SHORT PROBLEM
Would it be possible to write out each entry below exactly, without the pictures?

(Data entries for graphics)
====================
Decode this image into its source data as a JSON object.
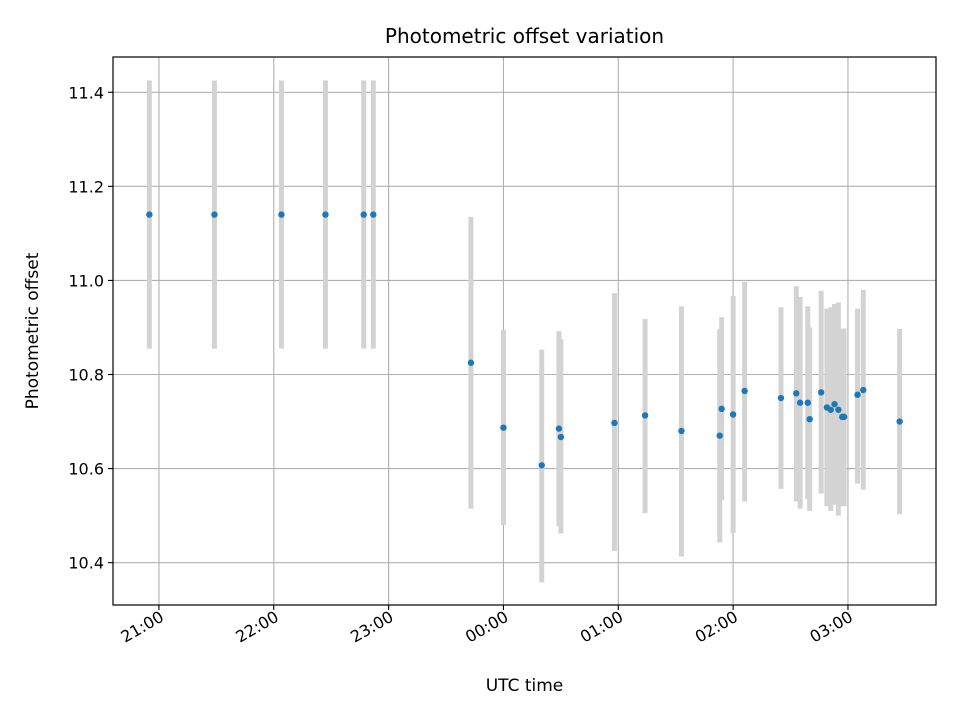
{
  "chart_data": {
    "type": "scatter",
    "title": "Photometric offset variation",
    "xlabel": "UTC time",
    "ylabel": "Photometric offset",
    "x_axis_kind": "time",
    "xlim": [
      "20:36",
      "03:46"
    ],
    "ylim": [
      10.31,
      11.475
    ],
    "grid": true,
    "x_ticks": [
      "21:00",
      "22:00",
      "23:00",
      "00:00",
      "01:00",
      "02:00",
      "03:00"
    ],
    "y_ticks": [
      "10.4",
      "10.6",
      "10.8",
      "11.0",
      "11.2",
      "11.4"
    ],
    "series": [
      {
        "marker_color": "#1f77b4",
        "errorbar_color": "#d3d3d3",
        "points": [
          {
            "time": "20:55",
            "y": 11.14,
            "low": 10.855,
            "high": 11.425
          },
          {
            "time": "21:29",
            "y": 11.14,
            "low": 10.855,
            "high": 11.425
          },
          {
            "time": "22:04",
            "y": 11.14,
            "low": 10.855,
            "high": 11.425
          },
          {
            "time": "22:27",
            "y": 11.14,
            "low": 10.855,
            "high": 11.425
          },
          {
            "time": "22:47",
            "y": 11.14,
            "low": 10.855,
            "high": 11.425
          },
          {
            "time": "22:52",
            "y": 11.14,
            "low": 10.855,
            "high": 11.425
          },
          {
            "time": "23:43",
            "y": 10.825,
            "low": 10.515,
            "high": 11.135
          },
          {
            "time": "00:00",
            "y": 10.687,
            "low": 10.48,
            "high": 10.895
          },
          {
            "time": "00:20",
            "y": 10.607,
            "low": 10.358,
            "high": 10.853
          },
          {
            "time": "00:29",
            "y": 10.685,
            "low": 10.478,
            "high": 10.892
          },
          {
            "time": "00:30",
            "y": 10.667,
            "low": 10.462,
            "high": 10.875
          },
          {
            "time": "00:58",
            "y": 10.697,
            "low": 10.425,
            "high": 10.973
          },
          {
            "time": "01:14",
            "y": 10.713,
            "low": 10.505,
            "high": 10.918
          },
          {
            "time": "01:33",
            "y": 10.68,
            "low": 10.413,
            "high": 10.945
          },
          {
            "time": "01:53",
            "y": 10.67,
            "low": 10.443,
            "high": 10.897
          },
          {
            "time": "01:54",
            "y": 10.727,
            "low": 10.533,
            "high": 10.922
          },
          {
            "time": "02:00",
            "y": 10.715,
            "low": 10.463,
            "high": 10.967
          },
          {
            "time": "02:06",
            "y": 10.765,
            "low": 10.53,
            "high": 10.997
          },
          {
            "time": "02:25",
            "y": 10.75,
            "low": 10.557,
            "high": 10.943
          },
          {
            "time": "02:33",
            "y": 10.76,
            "low": 10.53,
            "high": 10.988
          },
          {
            "time": "02:35",
            "y": 10.74,
            "low": 10.515,
            "high": 10.965
          },
          {
            "time": "02:39",
            "y": 10.74,
            "low": 10.535,
            "high": 10.945
          },
          {
            "time": "02:40",
            "y": 10.705,
            "low": 10.51,
            "high": 10.9
          },
          {
            "time": "02:46",
            "y": 10.762,
            "low": 10.547,
            "high": 10.978
          },
          {
            "time": "02:49",
            "y": 10.73,
            "low": 10.52,
            "high": 10.94
          },
          {
            "time": "02:51",
            "y": 10.725,
            "low": 10.51,
            "high": 10.943
          },
          {
            "time": "02:53",
            "y": 10.737,
            "low": 10.523,
            "high": 10.95
          },
          {
            "time": "02:55",
            "y": 10.725,
            "low": 10.5,
            "high": 10.953
          },
          {
            "time": "02:57",
            "y": 10.71,
            "low": 10.52,
            "high": 10.897
          },
          {
            "time": "02:58",
            "y": 10.71,
            "low": 10.52,
            "high": 10.898
          },
          {
            "time": "03:05",
            "y": 10.757,
            "low": 10.568,
            "high": 10.94
          },
          {
            "time": "03:08",
            "y": 10.767,
            "low": 10.555,
            "high": 10.98
          },
          {
            "time": "03:27",
            "y": 10.7,
            "low": 10.503,
            "high": 10.897
          }
        ]
      }
    ]
  }
}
====================
SOLUTION FOR THIS EXERCISE
Decode this image into its source data as a JSON object.
{
  "chart_data": {
    "type": "scatter",
    "title": "Photometric offset variation",
    "xlabel": "UTC time",
    "ylabel": "Photometric offset",
    "x_axis_kind": "time",
    "xlim": [
      "20:36",
      "03:46"
    ],
    "ylim": [
      10.31,
      11.475
    ],
    "grid": true,
    "x_ticks": [
      "21:00",
      "22:00",
      "23:00",
      "00:00",
      "01:00",
      "02:00",
      "03:00"
    ],
    "y_ticks": [
      "10.4",
      "10.6",
      "10.8",
      "11.0",
      "11.2",
      "11.4"
    ],
    "series": [
      {
        "marker_color": "#1f77b4",
        "errorbar_color": "#d3d3d3",
        "points": [
          {
            "time": "20:55",
            "y": 11.14,
            "low": 10.855,
            "high": 11.425
          },
          {
            "time": "21:29",
            "y": 11.14,
            "low": 10.855,
            "high": 11.425
          },
          {
            "time": "22:04",
            "y": 11.14,
            "low": 10.855,
            "high": 11.425
          },
          {
            "time": "22:27",
            "y": 11.14,
            "low": 10.855,
            "high": 11.425
          },
          {
            "time": "22:47",
            "y": 11.14,
            "low": 10.855,
            "high": 11.425
          },
          {
            "time": "22:52",
            "y": 11.14,
            "low": 10.855,
            "high": 11.425
          },
          {
            "time": "23:43",
            "y": 10.825,
            "low": 10.515,
            "high": 11.135
          },
          {
            "time": "00:00",
            "y": 10.687,
            "low": 10.48,
            "high": 10.895
          },
          {
            "time": "00:20",
            "y": 10.607,
            "low": 10.358,
            "high": 10.853
          },
          {
            "time": "00:29",
            "y": 10.685,
            "low": 10.478,
            "high": 10.892
          },
          {
            "time": "00:30",
            "y": 10.667,
            "low": 10.462,
            "high": 10.875
          },
          {
            "time": "00:58",
            "y": 10.697,
            "low": 10.425,
            "high": 10.973
          },
          {
            "time": "01:14",
            "y": 10.713,
            "low": 10.505,
            "high": 10.918
          },
          {
            "time": "01:33",
            "y": 10.68,
            "low": 10.413,
            "high": 10.945
          },
          {
            "time": "01:53",
            "y": 10.67,
            "low": 10.443,
            "high": 10.897
          },
          {
            "time": "01:54",
            "y": 10.727,
            "low": 10.533,
            "high": 10.922
          },
          {
            "time": "02:00",
            "y": 10.715,
            "low": 10.463,
            "high": 10.967
          },
          {
            "time": "02:06",
            "y": 10.765,
            "low": 10.53,
            "high": 10.997
          },
          {
            "time": "02:25",
            "y": 10.75,
            "low": 10.557,
            "high": 10.943
          },
          {
            "time": "02:33",
            "y": 10.76,
            "low": 10.53,
            "high": 10.988
          },
          {
            "time": "02:35",
            "y": 10.74,
            "low": 10.515,
            "high": 10.965
          },
          {
            "time": "02:39",
            "y": 10.74,
            "low": 10.535,
            "high": 10.945
          },
          {
            "time": "02:40",
            "y": 10.705,
            "low": 10.51,
            "high": 10.9
          },
          {
            "time": "02:46",
            "y": 10.762,
            "low": 10.547,
            "high": 10.978
          },
          {
            "time": "02:49",
            "y": 10.73,
            "low": 10.52,
            "high": 10.94
          },
          {
            "time": "02:51",
            "y": 10.725,
            "low": 10.51,
            "high": 10.943
          },
          {
            "time": "02:53",
            "y": 10.737,
            "low": 10.523,
            "high": 10.95
          },
          {
            "time": "02:55",
            "y": 10.725,
            "low": 10.5,
            "high": 10.953
          },
          {
            "time": "02:57",
            "y": 10.71,
            "low": 10.52,
            "high": 10.897
          },
          {
            "time": "02:58",
            "y": 10.71,
            "low": 10.52,
            "high": 10.898
          },
          {
            "time": "03:05",
            "y": 10.757,
            "low": 10.568,
            "high": 10.94
          },
          {
            "time": "03:08",
            "y": 10.767,
            "low": 10.555,
            "high": 10.98
          },
          {
            "time": "03:27",
            "y": 10.7,
            "low": 10.503,
            "high": 10.897
          }
        ]
      }
    ]
  }
}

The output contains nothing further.